-- Start of Given entries --

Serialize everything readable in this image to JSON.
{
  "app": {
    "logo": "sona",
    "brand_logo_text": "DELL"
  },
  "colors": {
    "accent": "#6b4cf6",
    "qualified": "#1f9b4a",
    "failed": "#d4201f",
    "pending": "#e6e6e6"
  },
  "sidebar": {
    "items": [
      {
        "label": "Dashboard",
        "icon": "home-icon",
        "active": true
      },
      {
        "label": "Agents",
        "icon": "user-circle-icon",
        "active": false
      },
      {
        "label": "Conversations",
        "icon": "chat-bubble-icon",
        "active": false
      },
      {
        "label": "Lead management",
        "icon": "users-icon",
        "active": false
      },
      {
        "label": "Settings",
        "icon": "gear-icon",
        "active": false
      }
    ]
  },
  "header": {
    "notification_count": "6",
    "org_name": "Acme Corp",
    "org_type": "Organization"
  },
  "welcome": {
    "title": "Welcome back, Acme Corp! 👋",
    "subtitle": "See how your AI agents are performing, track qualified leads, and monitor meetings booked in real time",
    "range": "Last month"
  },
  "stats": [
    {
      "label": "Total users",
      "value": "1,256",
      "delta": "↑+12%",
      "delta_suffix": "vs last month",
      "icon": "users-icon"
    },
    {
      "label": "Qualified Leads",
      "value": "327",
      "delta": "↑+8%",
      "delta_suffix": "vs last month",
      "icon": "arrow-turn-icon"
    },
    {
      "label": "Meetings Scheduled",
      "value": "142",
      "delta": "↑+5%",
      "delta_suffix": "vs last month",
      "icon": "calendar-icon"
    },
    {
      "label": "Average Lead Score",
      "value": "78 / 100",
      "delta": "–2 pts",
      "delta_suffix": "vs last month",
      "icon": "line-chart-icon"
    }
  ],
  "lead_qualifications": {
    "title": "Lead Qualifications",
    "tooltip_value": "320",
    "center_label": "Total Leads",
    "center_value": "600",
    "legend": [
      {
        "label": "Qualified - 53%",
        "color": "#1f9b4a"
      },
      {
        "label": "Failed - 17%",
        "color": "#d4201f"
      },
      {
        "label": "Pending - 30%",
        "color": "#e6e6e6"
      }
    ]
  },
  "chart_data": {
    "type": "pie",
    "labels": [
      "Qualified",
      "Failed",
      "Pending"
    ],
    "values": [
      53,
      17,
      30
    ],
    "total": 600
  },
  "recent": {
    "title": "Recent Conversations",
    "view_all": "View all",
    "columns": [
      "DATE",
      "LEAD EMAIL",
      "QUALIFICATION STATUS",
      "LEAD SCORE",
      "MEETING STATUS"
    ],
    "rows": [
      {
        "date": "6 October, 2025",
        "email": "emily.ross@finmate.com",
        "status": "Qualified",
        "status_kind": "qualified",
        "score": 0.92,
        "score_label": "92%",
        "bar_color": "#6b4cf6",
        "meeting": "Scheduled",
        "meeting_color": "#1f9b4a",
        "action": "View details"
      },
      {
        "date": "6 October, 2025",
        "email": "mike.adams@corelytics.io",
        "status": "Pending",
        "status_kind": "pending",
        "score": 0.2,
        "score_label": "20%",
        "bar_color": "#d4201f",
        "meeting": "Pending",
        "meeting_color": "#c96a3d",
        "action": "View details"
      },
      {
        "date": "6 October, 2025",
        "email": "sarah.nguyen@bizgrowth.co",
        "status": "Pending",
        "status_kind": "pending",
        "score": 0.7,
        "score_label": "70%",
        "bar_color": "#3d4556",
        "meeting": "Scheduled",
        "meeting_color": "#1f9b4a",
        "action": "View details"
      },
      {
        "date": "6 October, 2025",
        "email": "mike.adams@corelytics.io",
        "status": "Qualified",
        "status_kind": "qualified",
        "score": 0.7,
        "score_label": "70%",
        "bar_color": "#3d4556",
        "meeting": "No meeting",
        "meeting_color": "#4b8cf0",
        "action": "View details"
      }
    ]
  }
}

-- End of Given entries --

* [What you will do]
Return what is listed above, exactly and completely.

* [Result of the task]
Serialize everything readable in this image to JSON.
{
  "app": {
    "logo": "sona",
    "brand_logo_text": "DELL"
  },
  "colors": {
    "accent": "#6b4cf6",
    "qualified": "#1f9b4a",
    "failed": "#d4201f",
    "pending": "#e6e6e6"
  },
  "sidebar": {
    "items": [
      {
        "label": "Dashboard",
        "icon": "home-icon",
        "active": true
      },
      {
        "label": "Agents",
        "icon": "user-circle-icon",
        "active": false
      },
      {
        "label": "Conversations",
        "icon": "chat-bubble-icon",
        "active": false
      },
      {
        "label": "Lead management",
        "icon": "users-icon",
        "active": false
      },
      {
        "label": "Settings",
        "icon": "gear-icon",
        "active": false
      }
    ]
  },
  "header": {
    "notification_count": "6",
    "org_name": "Acme Corp",
    "org_type": "Organization"
  },
  "welcome": {
    "title": "Welcome back, Acme Corp! 👋",
    "subtitle": "See how your AI agents are performing, track qualified leads, and monitor meetings booked in real time",
    "range": "Last month"
  },
  "stats": [
    {
      "label": "Total users",
      "value": "1,256",
      "delta": "↑+12%",
      "delta_suffix": "vs last month",
      "icon": "users-icon"
    },
    {
      "label": "Qualified Leads",
      "value": "327",
      "delta": "↑+8%",
      "delta_suffix": "vs last month",
      "icon": "arrow-turn-icon"
    },
    {
      "label": "Meetings Scheduled",
      "value": "142",
      "delta": "↑+5%",
      "delta_suffix": "vs last month",
      "icon": "calendar-icon"
    },
    {
      "label": "Average Lead Score",
      "value": "78 / 100",
      "delta": "–2 pts",
      "delta_suffix": "vs last month",
      "icon": "line-chart-icon"
    }
  ],
  "lead_qualifications": {
    "title": "Lead Qualifications",
    "tooltip_value": "320",
    "center_label": "Total Leads",
    "center_value": "600",
    "legend": [
      {
        "label": "Qualified - 53%",
        "color": "#1f9b4a"
      },
      {
        "label": "Failed - 17%",
        "color": "#d4201f"
      },
      {
        "label": "Pending - 30%",
        "color": "#e6e6e6"
      }
    ]
  },
  "chart_data": {
    "type": "pie",
    "labels": [
      "Qualified",
      "Failed",
      "Pending"
    ],
    "values": [
      53,
      17,
      30
    ],
    "total": 600
  },
  "recent": {
    "title": "Recent Conversations",
    "view_all": "View all",
    "columns": [
      "DATE",
      "LEAD EMAIL",
      "QUALIFICATION STATUS",
      "LEAD SCORE",
      "MEETING STATUS"
    ],
    "rows": [
      {
        "date": "6 October, 2025",
        "email": "emily.ross@finmate.com",
        "status": "Qualified",
        "status_kind": "qualified",
        "score": 0.92,
        "score_label": "92%",
        "bar_color": "#6b4cf6",
        "meeting": "Scheduled",
        "meeting_color": "#1f9b4a",
        "action": "View details"
      },
      {
        "date": "6 October, 2025",
        "email": "mike.adams@corelytics.io",
        "status": "Pending",
        "status_kind": "pending",
        "score": 0.2,
        "score_label": "20%",
        "bar_color": "#d4201f",
        "meeting": "Pending",
        "meeting_color": "#c96a3d",
        "action": "View details"
      },
      {
        "date": "6 October, 2025",
        "email": "sarah.nguyen@bizgrowth.co",
        "status": "Pending",
        "status_kind": "pending",
        "score": 0.7,
        "score_label": "70%",
        "bar_color": "#3d4556",
        "meeting": "Scheduled",
        "meeting_color": "#1f9b4a",
        "action": "View details"
      },
      {
        "date": "6 October, 2025",
        "email": "mike.adams@corelytics.io",
        "status": "Qualified",
        "status_kind": "qualified",
        "score": 0.7,
        "score_label": "70%",
        "bar_color": "#3d4556",
        "meeting": "No meeting",
        "meeting_color": "#4b8cf0",
        "action": "View details"
      }
    ]
  }
}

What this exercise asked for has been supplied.